DIRECTIONS: Lift every line from the entries that includes the word "对此你怎么看".

>>>

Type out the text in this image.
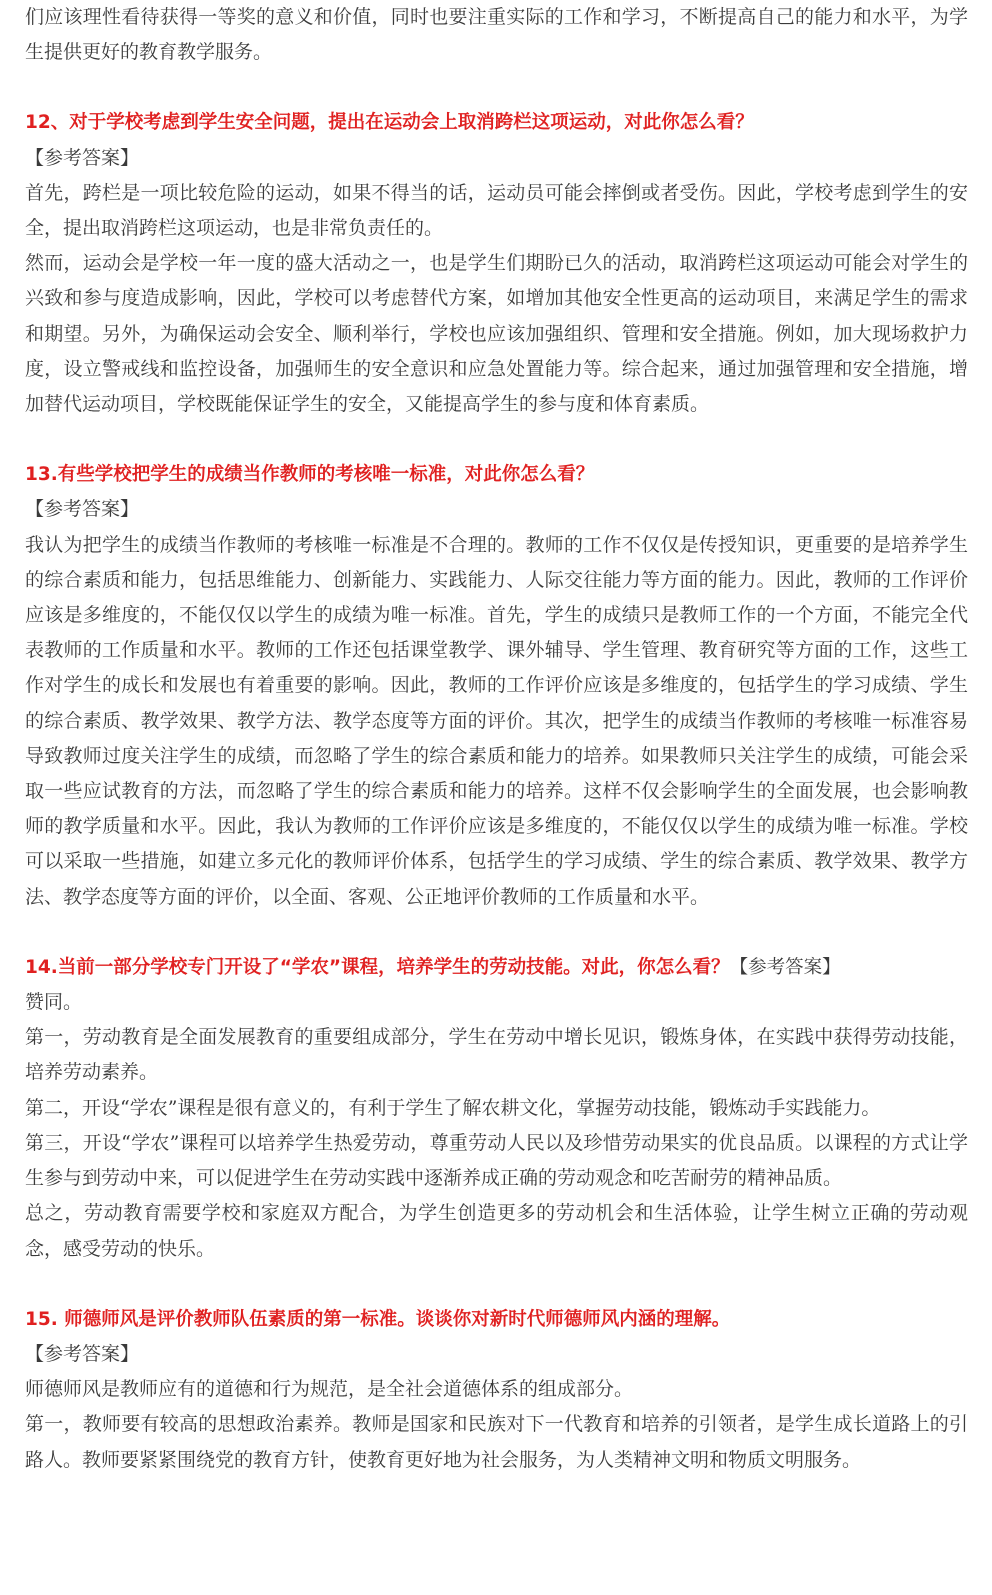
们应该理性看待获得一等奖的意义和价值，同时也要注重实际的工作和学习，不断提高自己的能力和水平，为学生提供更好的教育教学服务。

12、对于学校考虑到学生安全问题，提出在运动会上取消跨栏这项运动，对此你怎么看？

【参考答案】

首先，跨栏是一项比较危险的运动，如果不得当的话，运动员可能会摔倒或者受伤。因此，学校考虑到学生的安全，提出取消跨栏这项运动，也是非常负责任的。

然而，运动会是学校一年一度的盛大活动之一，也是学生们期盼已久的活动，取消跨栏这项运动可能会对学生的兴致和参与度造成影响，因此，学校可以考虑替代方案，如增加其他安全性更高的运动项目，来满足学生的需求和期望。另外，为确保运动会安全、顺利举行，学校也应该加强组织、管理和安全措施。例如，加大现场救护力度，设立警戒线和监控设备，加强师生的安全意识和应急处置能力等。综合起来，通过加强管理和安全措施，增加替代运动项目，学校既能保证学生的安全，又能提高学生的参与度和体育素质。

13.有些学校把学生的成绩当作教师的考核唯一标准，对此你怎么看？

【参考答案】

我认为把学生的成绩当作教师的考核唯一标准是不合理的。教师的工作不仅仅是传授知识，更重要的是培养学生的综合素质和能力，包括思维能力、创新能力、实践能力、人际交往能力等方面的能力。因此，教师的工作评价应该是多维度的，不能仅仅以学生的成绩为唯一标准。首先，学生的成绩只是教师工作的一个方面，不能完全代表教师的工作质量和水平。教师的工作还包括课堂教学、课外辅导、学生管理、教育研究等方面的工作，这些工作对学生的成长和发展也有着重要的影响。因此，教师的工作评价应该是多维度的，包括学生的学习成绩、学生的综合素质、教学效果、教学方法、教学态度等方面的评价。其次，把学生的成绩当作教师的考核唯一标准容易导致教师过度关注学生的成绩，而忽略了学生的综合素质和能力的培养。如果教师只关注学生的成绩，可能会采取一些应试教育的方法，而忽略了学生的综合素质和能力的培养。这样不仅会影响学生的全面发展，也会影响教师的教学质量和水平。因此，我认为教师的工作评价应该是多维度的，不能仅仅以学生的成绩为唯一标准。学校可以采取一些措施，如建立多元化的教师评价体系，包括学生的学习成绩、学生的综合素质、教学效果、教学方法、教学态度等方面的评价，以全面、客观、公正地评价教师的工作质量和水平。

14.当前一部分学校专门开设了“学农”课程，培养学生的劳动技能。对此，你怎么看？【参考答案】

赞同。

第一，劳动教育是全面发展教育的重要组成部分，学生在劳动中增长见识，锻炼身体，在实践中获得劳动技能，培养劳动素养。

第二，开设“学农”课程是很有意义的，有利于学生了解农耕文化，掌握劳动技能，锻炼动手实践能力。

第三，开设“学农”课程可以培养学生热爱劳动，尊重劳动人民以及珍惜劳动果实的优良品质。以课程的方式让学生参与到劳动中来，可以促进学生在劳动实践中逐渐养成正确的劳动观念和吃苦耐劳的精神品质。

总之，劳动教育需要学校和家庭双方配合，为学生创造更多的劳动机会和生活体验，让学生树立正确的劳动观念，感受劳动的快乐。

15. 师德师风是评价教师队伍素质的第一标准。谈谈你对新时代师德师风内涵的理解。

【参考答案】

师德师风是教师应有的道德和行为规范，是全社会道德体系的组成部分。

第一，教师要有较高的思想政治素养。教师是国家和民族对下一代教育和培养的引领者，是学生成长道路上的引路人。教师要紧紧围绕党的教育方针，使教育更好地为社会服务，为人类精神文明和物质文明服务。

<<<

TASK OUTPUT:
12、对于学校考虑到学生安全问题，提出在运动会上取消跨栏这项运动，对此你怎么看？
13.有些学校把学生的成绩当作教师的考核唯一标准，对此你怎么看？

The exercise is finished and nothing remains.